[Stored dataset items]
○ ○ ○ ○ ○

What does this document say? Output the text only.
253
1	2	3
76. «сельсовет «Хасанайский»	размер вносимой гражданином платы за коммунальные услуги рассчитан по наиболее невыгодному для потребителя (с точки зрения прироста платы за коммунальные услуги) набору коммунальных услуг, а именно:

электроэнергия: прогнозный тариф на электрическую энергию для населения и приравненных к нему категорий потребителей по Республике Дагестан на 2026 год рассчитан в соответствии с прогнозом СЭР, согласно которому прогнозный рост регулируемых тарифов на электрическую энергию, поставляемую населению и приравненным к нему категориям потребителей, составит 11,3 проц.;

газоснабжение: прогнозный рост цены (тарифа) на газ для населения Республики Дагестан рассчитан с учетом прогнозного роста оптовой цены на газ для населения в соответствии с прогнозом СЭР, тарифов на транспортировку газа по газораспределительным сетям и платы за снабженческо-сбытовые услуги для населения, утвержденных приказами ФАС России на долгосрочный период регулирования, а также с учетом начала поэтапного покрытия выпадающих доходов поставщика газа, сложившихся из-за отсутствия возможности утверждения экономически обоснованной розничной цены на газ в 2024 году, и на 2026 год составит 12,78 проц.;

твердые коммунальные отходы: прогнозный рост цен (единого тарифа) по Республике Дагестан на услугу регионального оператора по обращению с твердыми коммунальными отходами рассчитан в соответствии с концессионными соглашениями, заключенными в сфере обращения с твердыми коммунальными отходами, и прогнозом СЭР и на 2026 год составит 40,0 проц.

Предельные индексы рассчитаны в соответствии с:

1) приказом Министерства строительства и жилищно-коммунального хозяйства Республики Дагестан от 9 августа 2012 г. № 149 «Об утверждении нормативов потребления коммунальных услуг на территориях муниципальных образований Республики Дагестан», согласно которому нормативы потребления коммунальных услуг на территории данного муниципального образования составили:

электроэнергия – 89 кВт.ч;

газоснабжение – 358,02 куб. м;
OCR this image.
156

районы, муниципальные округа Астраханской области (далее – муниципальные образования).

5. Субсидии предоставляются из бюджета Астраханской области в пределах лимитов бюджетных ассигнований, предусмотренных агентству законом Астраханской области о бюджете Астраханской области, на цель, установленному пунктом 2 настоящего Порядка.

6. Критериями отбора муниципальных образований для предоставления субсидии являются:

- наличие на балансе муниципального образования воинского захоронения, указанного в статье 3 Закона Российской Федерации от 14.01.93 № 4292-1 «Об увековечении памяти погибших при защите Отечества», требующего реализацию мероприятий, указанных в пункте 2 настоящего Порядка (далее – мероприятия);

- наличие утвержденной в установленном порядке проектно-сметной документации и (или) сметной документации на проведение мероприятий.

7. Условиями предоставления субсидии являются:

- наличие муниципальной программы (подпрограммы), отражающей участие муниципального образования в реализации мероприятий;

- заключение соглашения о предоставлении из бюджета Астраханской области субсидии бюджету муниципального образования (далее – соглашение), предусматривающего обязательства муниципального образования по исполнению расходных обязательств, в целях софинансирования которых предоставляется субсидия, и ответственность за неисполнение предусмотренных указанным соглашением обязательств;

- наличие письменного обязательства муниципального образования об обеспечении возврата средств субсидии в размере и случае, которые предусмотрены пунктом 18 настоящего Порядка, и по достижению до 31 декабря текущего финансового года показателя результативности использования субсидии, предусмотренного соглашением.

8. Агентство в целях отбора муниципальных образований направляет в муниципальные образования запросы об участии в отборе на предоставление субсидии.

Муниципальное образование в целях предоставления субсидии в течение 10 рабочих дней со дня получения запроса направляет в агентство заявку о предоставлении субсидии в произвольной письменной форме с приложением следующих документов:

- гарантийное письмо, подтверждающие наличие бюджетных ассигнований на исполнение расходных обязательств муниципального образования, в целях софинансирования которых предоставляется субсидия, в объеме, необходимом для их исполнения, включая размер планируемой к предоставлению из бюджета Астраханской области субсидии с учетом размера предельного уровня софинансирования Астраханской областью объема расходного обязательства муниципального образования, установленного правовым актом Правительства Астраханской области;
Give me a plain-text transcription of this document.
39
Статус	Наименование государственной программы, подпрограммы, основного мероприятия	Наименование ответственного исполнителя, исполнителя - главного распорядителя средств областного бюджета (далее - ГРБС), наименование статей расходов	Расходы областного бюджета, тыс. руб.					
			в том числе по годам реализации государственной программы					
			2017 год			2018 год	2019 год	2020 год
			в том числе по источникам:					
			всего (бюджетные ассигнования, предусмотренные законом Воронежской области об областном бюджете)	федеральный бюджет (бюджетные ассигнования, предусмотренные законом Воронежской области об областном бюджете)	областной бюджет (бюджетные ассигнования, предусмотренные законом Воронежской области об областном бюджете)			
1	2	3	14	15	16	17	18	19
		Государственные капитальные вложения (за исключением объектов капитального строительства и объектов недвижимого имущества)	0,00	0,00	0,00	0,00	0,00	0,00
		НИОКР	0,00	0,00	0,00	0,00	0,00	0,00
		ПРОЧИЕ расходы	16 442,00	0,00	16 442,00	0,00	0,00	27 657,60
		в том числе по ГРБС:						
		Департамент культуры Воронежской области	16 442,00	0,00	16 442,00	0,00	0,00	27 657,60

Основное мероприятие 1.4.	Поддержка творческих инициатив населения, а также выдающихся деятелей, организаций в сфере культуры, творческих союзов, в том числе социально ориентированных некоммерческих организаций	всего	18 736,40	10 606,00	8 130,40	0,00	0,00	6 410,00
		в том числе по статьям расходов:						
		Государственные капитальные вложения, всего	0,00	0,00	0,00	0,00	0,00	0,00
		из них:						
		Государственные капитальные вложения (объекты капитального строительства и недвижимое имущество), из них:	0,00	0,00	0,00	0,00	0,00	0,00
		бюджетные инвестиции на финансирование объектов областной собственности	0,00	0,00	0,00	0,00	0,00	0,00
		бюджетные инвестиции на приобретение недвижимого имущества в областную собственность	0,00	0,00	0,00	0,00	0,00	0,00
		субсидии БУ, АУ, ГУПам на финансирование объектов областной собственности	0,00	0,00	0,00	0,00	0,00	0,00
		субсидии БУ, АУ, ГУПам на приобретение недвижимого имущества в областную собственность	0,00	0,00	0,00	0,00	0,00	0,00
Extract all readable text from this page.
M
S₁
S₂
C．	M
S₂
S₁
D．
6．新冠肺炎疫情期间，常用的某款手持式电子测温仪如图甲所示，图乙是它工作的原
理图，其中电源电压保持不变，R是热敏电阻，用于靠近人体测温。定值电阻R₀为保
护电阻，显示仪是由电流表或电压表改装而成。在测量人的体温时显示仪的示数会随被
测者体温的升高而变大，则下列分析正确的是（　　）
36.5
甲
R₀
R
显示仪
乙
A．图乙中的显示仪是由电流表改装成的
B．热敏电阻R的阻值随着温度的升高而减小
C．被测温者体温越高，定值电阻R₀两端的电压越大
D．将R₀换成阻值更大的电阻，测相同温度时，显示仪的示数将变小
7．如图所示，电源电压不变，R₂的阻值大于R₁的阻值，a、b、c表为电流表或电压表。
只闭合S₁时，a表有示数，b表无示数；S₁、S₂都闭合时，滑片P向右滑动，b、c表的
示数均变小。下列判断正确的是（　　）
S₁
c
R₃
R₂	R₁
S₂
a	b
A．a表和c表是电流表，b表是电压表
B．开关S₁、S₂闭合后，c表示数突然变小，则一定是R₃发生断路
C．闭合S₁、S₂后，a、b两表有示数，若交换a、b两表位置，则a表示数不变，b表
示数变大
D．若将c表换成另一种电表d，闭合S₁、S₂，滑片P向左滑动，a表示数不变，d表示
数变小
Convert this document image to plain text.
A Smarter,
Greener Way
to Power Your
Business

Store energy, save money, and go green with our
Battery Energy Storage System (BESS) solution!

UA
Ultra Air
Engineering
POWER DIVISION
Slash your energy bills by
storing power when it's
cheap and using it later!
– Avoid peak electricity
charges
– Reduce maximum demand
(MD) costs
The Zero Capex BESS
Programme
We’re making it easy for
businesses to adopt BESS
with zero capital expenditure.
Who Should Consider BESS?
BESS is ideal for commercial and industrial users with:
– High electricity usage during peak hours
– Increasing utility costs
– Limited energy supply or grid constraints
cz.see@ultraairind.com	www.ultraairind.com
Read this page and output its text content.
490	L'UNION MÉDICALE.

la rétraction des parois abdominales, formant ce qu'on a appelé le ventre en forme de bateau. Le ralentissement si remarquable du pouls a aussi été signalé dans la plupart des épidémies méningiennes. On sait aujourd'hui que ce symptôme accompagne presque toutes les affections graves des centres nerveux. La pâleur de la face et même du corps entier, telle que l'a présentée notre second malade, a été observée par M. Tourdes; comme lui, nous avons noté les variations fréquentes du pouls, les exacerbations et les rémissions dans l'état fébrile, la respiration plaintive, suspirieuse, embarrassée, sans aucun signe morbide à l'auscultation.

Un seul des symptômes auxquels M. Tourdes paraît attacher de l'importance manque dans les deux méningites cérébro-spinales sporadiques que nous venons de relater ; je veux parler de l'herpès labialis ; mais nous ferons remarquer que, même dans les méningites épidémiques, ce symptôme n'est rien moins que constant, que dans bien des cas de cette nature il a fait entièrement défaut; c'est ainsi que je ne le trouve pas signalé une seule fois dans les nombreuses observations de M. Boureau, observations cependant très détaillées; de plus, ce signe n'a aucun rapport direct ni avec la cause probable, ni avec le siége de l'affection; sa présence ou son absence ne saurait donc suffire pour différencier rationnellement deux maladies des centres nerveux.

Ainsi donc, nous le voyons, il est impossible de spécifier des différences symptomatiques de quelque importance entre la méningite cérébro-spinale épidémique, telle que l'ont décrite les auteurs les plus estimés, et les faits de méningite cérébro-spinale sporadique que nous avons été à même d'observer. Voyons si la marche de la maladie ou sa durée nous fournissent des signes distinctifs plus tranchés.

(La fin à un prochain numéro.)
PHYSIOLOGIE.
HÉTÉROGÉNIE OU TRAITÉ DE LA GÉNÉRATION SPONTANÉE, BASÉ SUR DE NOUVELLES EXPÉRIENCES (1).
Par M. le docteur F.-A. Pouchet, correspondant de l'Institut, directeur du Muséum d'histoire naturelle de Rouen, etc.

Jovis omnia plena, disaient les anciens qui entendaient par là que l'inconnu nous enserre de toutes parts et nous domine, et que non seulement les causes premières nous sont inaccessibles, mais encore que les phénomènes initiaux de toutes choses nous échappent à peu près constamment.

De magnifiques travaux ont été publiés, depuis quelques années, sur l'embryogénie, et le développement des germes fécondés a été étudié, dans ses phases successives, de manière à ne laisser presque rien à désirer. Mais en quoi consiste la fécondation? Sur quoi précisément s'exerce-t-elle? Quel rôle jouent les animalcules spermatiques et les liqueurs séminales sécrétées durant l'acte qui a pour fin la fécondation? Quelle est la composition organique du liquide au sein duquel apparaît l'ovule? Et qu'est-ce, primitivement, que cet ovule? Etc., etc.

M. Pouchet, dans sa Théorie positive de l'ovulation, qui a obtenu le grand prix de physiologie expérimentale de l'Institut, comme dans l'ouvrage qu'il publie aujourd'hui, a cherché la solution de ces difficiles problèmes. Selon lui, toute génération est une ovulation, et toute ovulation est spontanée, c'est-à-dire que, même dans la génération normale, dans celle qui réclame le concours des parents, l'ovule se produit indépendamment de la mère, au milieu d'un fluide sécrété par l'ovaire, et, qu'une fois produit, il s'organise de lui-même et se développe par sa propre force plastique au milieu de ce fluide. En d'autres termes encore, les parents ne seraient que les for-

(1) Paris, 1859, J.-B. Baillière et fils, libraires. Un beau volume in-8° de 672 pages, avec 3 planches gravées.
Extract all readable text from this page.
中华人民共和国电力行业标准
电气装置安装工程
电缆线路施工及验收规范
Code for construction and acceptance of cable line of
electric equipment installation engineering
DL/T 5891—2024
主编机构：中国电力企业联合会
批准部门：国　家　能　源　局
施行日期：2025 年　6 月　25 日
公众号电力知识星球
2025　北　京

○ ○ ○ ○ ○

▸ WRITTEN TASK: Find the lines containing "которому" and pull them out.

▸ EXERCISE SOLUTION:
электроэнергия: прогнозный тариф на электрическую энергию для населения и приравненных к нему категорий потребителей по Республике Дагестан на 2026 год рассчитан в соответствии с прогнозом СЭР, согласно которому прогнозный рост регулируемых тарифов на электрическую энергию, поставляемую населению и приравненным к нему категориям потребителей, составит 11,3 проц.;
1) приказом Министерства строительства и жилищно-коммунального хозяйства Республики Дагестан от 9 августа 2012 г. № 149 «Об утверждении нормативов потребления коммунальных услуг на территориях муниципальных образований Республики Дагестан», согласно которому нормативы потребления коммунальных услуг на территории данного муниципального образования составили:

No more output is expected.